Word for word, restate every line of the listing that follows.

EXTRACTED RECORDS:
——
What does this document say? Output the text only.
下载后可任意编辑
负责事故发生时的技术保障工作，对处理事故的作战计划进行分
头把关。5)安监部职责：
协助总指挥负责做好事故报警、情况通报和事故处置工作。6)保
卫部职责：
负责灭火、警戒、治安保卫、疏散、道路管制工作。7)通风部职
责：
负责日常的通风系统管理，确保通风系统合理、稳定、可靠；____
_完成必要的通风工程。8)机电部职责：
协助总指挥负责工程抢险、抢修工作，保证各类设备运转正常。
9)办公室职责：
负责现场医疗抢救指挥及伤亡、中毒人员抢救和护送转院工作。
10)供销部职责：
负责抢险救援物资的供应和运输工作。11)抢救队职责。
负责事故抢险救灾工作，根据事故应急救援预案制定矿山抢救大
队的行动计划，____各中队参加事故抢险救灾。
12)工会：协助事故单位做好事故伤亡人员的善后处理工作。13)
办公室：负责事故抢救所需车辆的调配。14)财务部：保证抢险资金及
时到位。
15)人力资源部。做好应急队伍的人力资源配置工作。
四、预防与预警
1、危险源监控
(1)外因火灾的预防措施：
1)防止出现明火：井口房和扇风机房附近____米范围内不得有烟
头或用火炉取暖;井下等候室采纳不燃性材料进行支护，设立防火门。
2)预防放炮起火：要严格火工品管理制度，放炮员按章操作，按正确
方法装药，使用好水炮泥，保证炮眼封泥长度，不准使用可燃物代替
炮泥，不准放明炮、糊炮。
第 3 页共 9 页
——
WORKED ANSWER:
What does this document say? Output the text only.
下载后可任意编辑
负责事故发生时的技术保障工作，对处理事故的作战计划进行分
头把关。5)安监部职责：
协助总指挥负责做好事故报警、情况通报和事故处置工作。6)保
卫部职责：
负责灭火、警戒、治安保卫、疏散、道路管制工作。7)通风部职
责：
负责日常的通风系统管理，确保通风系统合理、稳定、可靠；____
_完成必要的通风工程。8)机电部职责：
协助总指挥负责工程抢险、抢修工作，保证各类设备运转正常。
9)办公室职责：
负责现场医疗抢救指挥及伤亡、中毒人员抢救和护送转院工作。
10)供销部职责：
负责抢险救援物资的供应和运输工作。11)抢救队职责。
负责事故抢险救灾工作，根据事故应急救援预案制定矿山抢救大
队的行动计划，____各中队参加事故抢险救灾。
12)工会：协助事故单位做好事故伤亡人员的善后处理工作。13)
办公室：负责事故抢救所需车辆的调配。14)财务部：保证抢险资金及
时到位。
15)人力资源部。做好应急队伍的人力资源配置工作。
四、预防与预警
1、危险源监控
(1)外因火灾的预防措施：
1)防止出现明火：井口房和扇风机房附近____米范围内不得有烟
头或用火炉取暖;井下等候室采纳不燃性材料进行支护，设立防火门。
2)预防放炮起火：要严格火工品管理制度，放炮员按章操作，按正确
方法装药，使用好水炮泥，保证炮眼封泥长度，不准使用可燃物代替
炮泥，不准放明炮、糊炮。
第 3 页共 9 页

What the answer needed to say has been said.